THE EXERCISE: From the line that contains "Convert this document image to plain text." through the closing line of the entries, write out each line exactly; pictures stay out.

DATA TO USE:

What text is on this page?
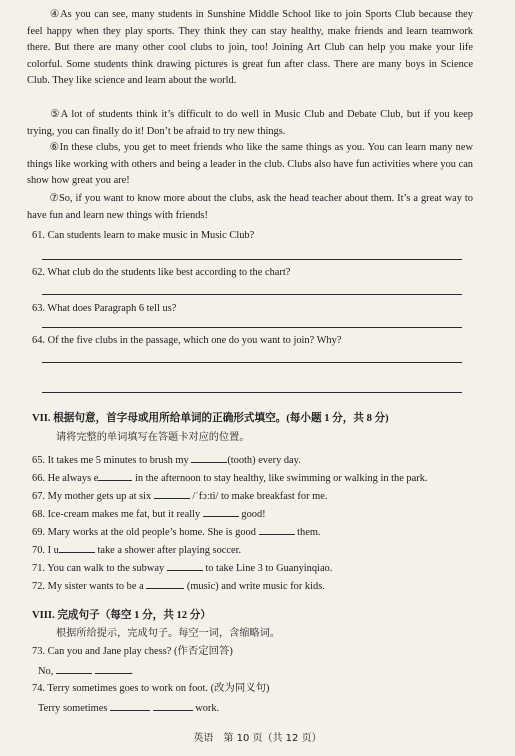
④As you can see, many students in Sunshine Middle School like to join Sports Club because they feel happy when they play sports. They think they can stay healthy, make friends and learn teamwork there. But there are many other cool clubs to join, too! Joining Art Club can help you make your life colorful. Some students think drawing pictures is great fun after class. There are many boys in Science Club. They like science and learn about the world.
⑤A lot of students think it’s difficult to do well in Music Club and Debate Club, but if you keep trying, you can finally do it! Don’t be afraid to try new things.
⑥In these clubs, you get to meet friends who like the same things as you. You can learn many new things like working with others and being a leader in the club. Clubs also have fun activities where you can show how great you are!
⑦So, if you want to know more about the clubs, ask the head teacher about them. It’s a great way to have fun and learn new things with friends!
61. Can students learn to make music in Music Club?
62. What club do the students like best according to the chart?
63. What does Paragraph 6 tell us?
64. Of the five clubs in the passage, which one do you want to join? Why?
VII. 根据句意，首字母或用所给单词的正确形式填空。(每小题 1 分，共 8 分)
请将完整的单词填写在答题卡对应的位置。
65. It takes me 5 minutes to brush my	(tooth) every day.
66. He always e	in the afternoon to stay healthy, like swimming or walking in the park.
67. My mother gets up at six	/ˈfɔːti/ to make breakfast for me.
68. Ice-cream makes me fat, but it really	good!
69. Mary works at the old people’s home. She is good	them.
70. I u	take a shower after playing soccer.
71. You can walk to the subway	to take Line 3 to Guanyinqiao.
72. My sister wants to be a	(music) and write music for kids.
VIII. 完成句子（每空 1 分，共 12 分）
根据所给提示，完成句子。每空一词，含缩略词。
73. Can you and Jane play chess? (作否定回答)
No,	.
74. Terry sometimes goes to work on foot. (改为同义句)
Terry sometimes	work.
英语　第 10 页（共 12 页）
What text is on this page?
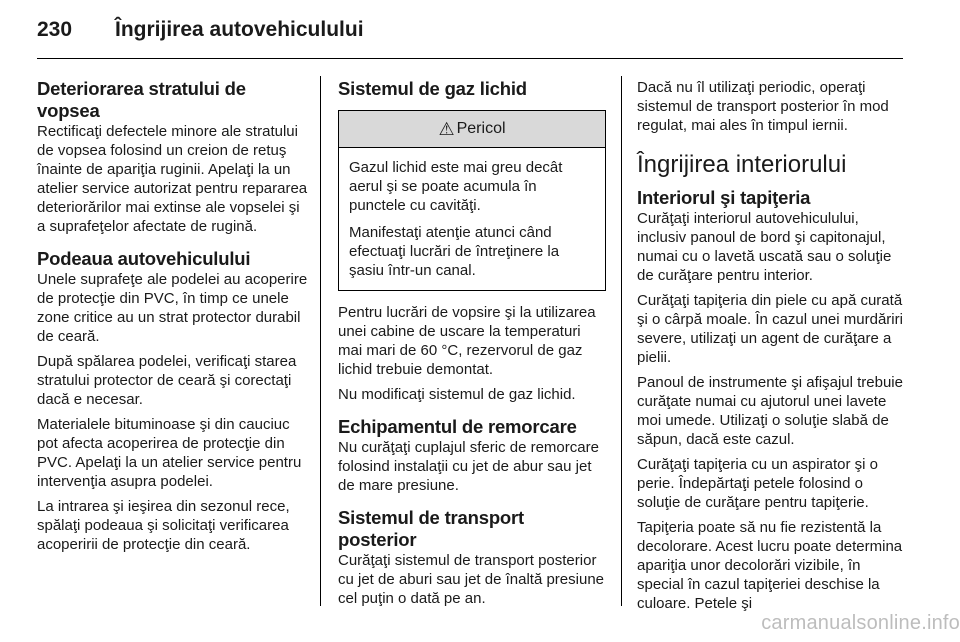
230 Îngrijirea autovehiculului
Deteriorarea stratului de vopsea

Rectificaţi defectele minore ale stratului de vopsea folosind un creion de retuş înainte de apariţia ruginii. Apelaţi la un atelier service autorizat pentru repararea deteriorărilor mai extinse ale vopselei şi a suprafeţelor afectate de rugină.

Podeaua autovehiculului

Unele suprafeţe ale podelei au acoperire de protecţie din PVC, în timp ce unele zone critice au un strat protector durabil de ceară.

După spălarea podelei, verificaţi starea stratului protector de ceară şi corectaţi dacă e necesar.

Materialele bituminoase şi din cauciuc pot afecta acoperirea de protecţie din PVC. Apelaţi la un atelier service pentru intervenţia asupra podelei.

La intrarea şi ieşirea din sezonul rece, spălaţi podeaua şi solicitaţi verificarea acoperirii de protecţie din ceară.

Sistemul de gaz lichid
⚠ Pericol

Gazul lichid este mai greu decât aerul şi se poate acumula în punctele cu cavităţi.

Manifestaţi atenţie atunci când efectuaţi lucrări de întreţinere la şasiu într-un canal.

Pentru lucrări de vopsire şi la utilizarea unei cabine de uscare la temperaturi mai mari de 60 °C, rezervorul de gaz lichid trebuie demontat.

Nu modificaţi sistemul de gaz lichid.

Echipamentul de remorcare

Nu curăţaţi cuplajul sferic de remorcare folosind instalaţii cu jet de abur sau jet de mare presiune.

Sistemul de transport posterior

Curăţaţi sistemul de transport posterior cu jet de aburi sau jet de înaltă presiune cel puţin o dată pe an.

Dacă nu îl utilizaţi periodic, operaţi sistemul de transport posterior în mod regulat, mai ales în timpul iernii.

Îngrijirea interiorului
Interiorul şi tapiţeria

Curăţaţi interiorul autovehiculului, inclusiv panoul de bord şi capitonajul, numai cu o lavetă uscată sau o soluţie de curăţare pentru interior.

Curăţaţi tapiţeria din piele cu apă curată şi o cârpă moale. În cazul unei murdăriri severe, utilizaţi un agent de curăţare a pielii.

Panoul de instrumente şi afişajul trebuie curăţate numai cu ajutorul unei lavete moi umede. Utilizaţi o soluţie slabă de săpun, dacă este cazul.

Curăţaţi tapiţeria cu un aspirator şi o perie. Îndepărtaţi petele folosind o soluţie de curăţare pentru tapiţerie.

Tapiţeria poate să nu fie rezistentă la decolorare. Acest lucru poate determina apariţia unor decolorări vizibile, în special în cazul tapiţeriei deschise la culoare. Petele şi

carmanualsonline.info
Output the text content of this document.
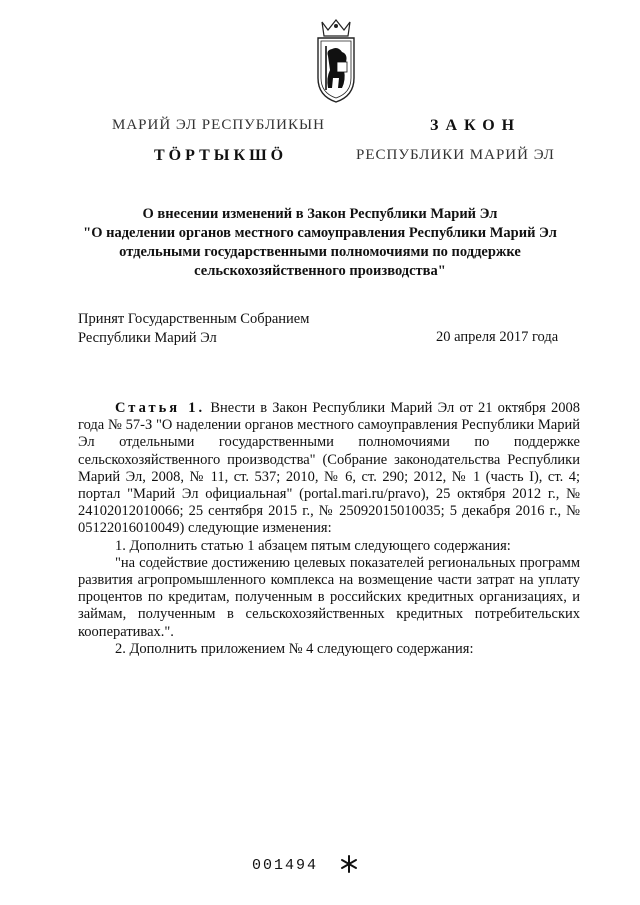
МАРИЙ ЭЛ РЕСПУБЛИКЫН
ТӦРТЫКШӦ
ЗАКОН
РЕСПУБЛИКИ МАРИЙ ЭЛ
О внесении изменений в Закон Республики Марий Эл
"О наделении органов местного самоуправления Республики Марий Эл
отдельными государственными полномочиями по поддержке
сельскохозяйственного производства"
Принят Государственным Собранием
Республики Марий Эл	20 апреля 2017 года

Статья 1. Внести в Закон Республики Марий Эл от 21 октября 2008 года № 57-З "О наделении органов местного самоуправления Республики Марий Эл отдельными государственными полномочиями по поддержке сельскохозяйственного производства" (Собрание законодательства Республики Марий Эл, 2008, № 11, ст. 537; 2010, № 6, ст. 290; 2012, № 1 (часть I), ст. 4; портал "Марий Эл официальная" (portal.mari.ru/pravo), 25 октября 2012 г., № 24102012010066; 25 сентября 2015 г., № 25092015010035; 5 декабря 2016 г., № 05122016010049) следующие изменения:

1. Дополнить статью 1 абзацем пятым следующего содержания:

"на содействие достижению целевых показателей региональных программ развития агропромышленного комплекса на возмещение части затрат на уплату процентов по кредитам, полученным в российских кредитных организациях, и займам, полученным в сельскохозяйственных кредитных потребительских кооперативах.".

2. Дополнить приложением № 4 следующего содержания:

001494
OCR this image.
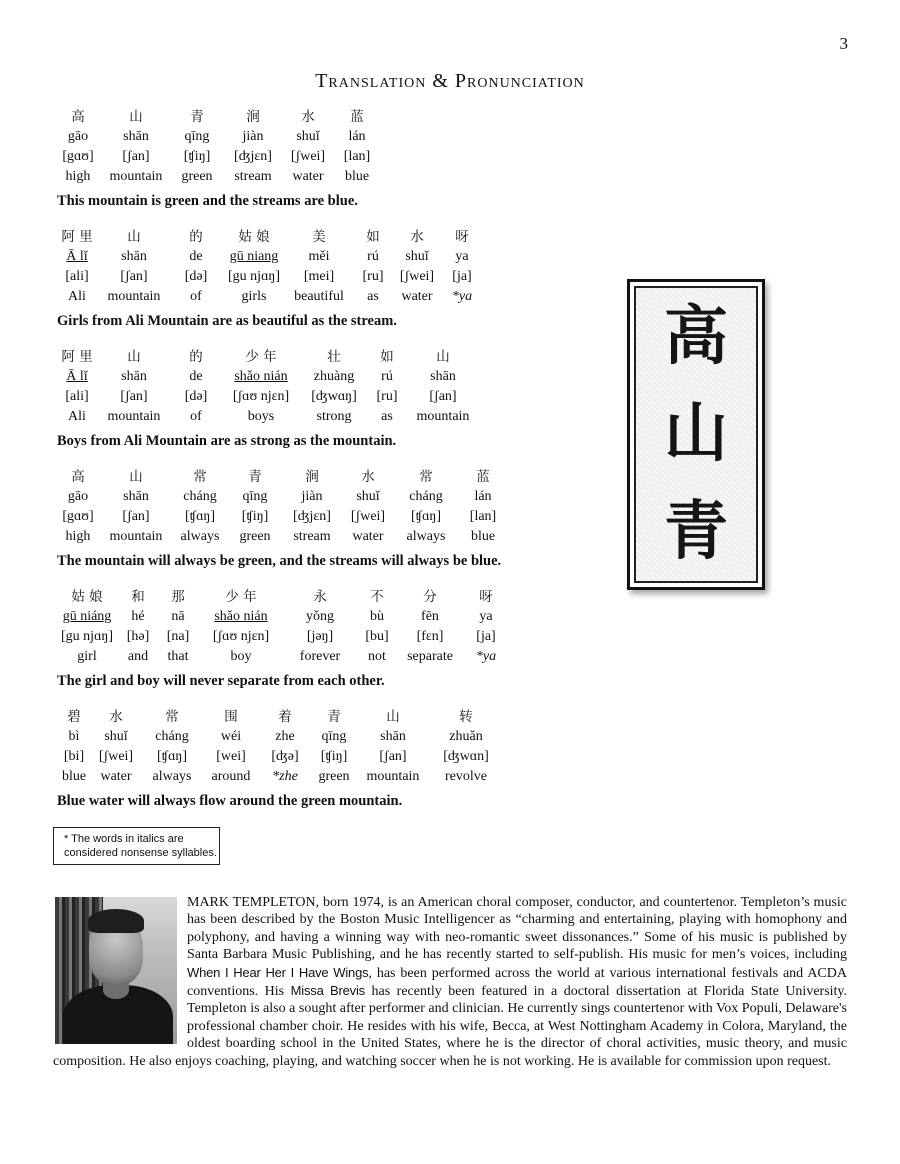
3
Translation & Pronunciation
高	山	青	涧	水	蓝
gāo	shān	qīng	jiàn	shuǐ	lán
[gɑʊ]	[ʃan]	[ʧiŋ]	[ʤjɛn]	[ʃwei]	[lan]
high	mountain	green	stream	water	blue
This mountain is green and the streams are blue.
阿 里	山	的	姑 娘	美	如	水	呀
Ā lǐ	shān	de	gū niang	měi	rú	shuǐ	ya
[ali]	[ʃan]	[də]	[gu njɑŋ]	[mei]	[ru]	[ʃwei]	[ja]
Ali	mountain	of	girls	beautiful	as	water	*ya
Girls from Ali Mountain are as beautiful as the stream.
阿 里	山	的	少 年	壮	如	山
Ā lǐ	shān	de	shǎo nián	zhuàng	rú	shān
[ali]	[ʃan]	[də]	[ʃɑʊ njɛn]	[ʤwɑŋ]	[ru]	[ʃan]
Ali	mountain	of	boys	strong	as	mountain
Boys from Ali Mountain are as strong as the mountain.
高	山	常	青	涧	水	常	蓝
gāo	shān	cháng	qīng	jiàn	shuǐ	cháng	lán
[gɑʊ]	[ʃan]	[ʧɑŋ]	[ʧiŋ]	[ʤjɛn]	[ʃwei]	[ʧɑŋ]	[lan]
high	mountain	always	green	stream	water	always	blue
The mountain will always be green, and the streams will always be blue.
姑 娘	和	那	少 年	永	不	分	呀
gū niáng	hé	nā	shǎo nián	yǒng	bù	fēn	ya
[gu njɑŋ] [hə]	[na]	[ʃɑʊ njɛn]	[jəŋ]	[bu]	[fɛn]	[ja]
girl	and	that	boy	forever	not	separate	*ya
The girl and boy will never separate from each other.
碧	水	常	围	着	青	山	转
bì	shuǐ	cháng	wéi	zhe	qīng	shān	zhuǎn
[bi]	[ʃwei]	[ʧɑŋ]	[wei]	[ʤə]	[ʧiŋ]	[ʃan]	[ʤwɑn]
blue	water	always	around	*zhe	green	mountain	revolve
Blue water will always flow around the green mountain.
* The words in italics are
considered nonsense syllables.
高
山
青

MARK TEMPLETON, born 1974, is an American choral composer, conductor, and countertenor. Templeton’s music has been described by the Boston Music Intelligencer as “charming and entertaining, playing with homophony and polyphony, and having a winning way with neo-romantic sweet dissonances.” Some of his music is published by Santa Barbara Music Publishing, and he has recently started to self-publish. His music for men’s voices, including When I Hear Her I Have Wings, has been performed across the world at various international festivals and ACDA conventions. His Missa Brevis has recently been featured in a doctoral dissertation at Florida State University. Templeton is also a sought after performer and clinician. He currently sings countertenor with Vox Populi, Delaware's professional chamber choir. He resides with his wife, Becca, at West Nottingham Academy in Colora, Maryland, the oldest boarding school in the United States, where he is the director of choral activities, music theory, and music composition. He also enjoys coaching, playing, and watching soccer when he is not working. He is available for commission upon request.
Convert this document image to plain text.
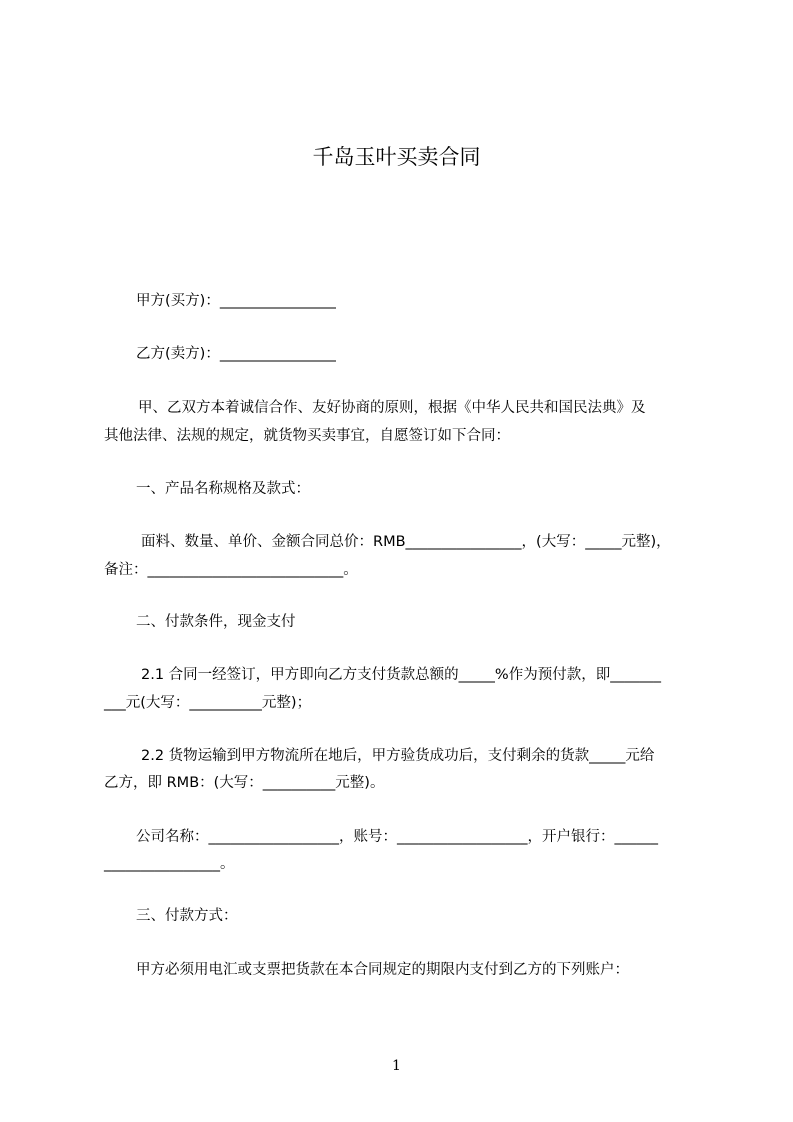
千岛玉叶买卖合同
甲方(买方)：________________
乙方(卖方)：________________
甲、乙双方本着诚信合作、友好协商的原则，根据《中华人民共和国民法典》及
其他法律、法规的规定，就货物买卖事宜，自愿签订如下合同：
一、产品名称规格及款式：
面料、数量、单价、金额合同总价：RMB________________，(大写：_____元整)，
备注：___________________________。
二、付款条件，现金支付
2.1 合同一经签订，甲方即向乙方支付货款总额的_____%作为预付款，即_______
___元(大写：__________元整)；
2.2 货物运输到甲方物流所在地后，甲方验货成功后，支付剩余的货款_____元给
乙方，即 RMB：(大写：__________元整)。
公司名称：__________________，账号：__________________，开户银行：______
________________。
三、付款方式：
甲方必须用电汇或支票把货款在本合同规定的期限内支付到乙方的下列账户：
1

RESULT OF THIS TASK:
Convert this document image to plain text.
千岛玉叶买卖合同
甲方(买方)：________________
乙方(卖方)：________________
甲、乙双方本着诚信合作、友好协商的原则，根据《中华人民共和国民法典》及
其他法律、法规的规定，就货物买卖事宜，自愿签订如下合同：
一、产品名称规格及款式：
面料、数量、单价、金额合同总价：RMB________________，(大写：_____元整)，
备注：___________________________。
二、付款条件，现金支付
2.1 合同一经签订，甲方即向乙方支付货款总额的_____%作为预付款，即_______
___元(大写：__________元整)；
2.2 货物运输到甲方物流所在地后，甲方验货成功后，支付剩余的货款_____元给
乙方，即 RMB：(大写：__________元整)。
公司名称：__________________，账号：__________________，开户银行：______
________________。
三、付款方式：
甲方必须用电汇或支票把货款在本合同规定的期限内支付到乙方的下列账户：
1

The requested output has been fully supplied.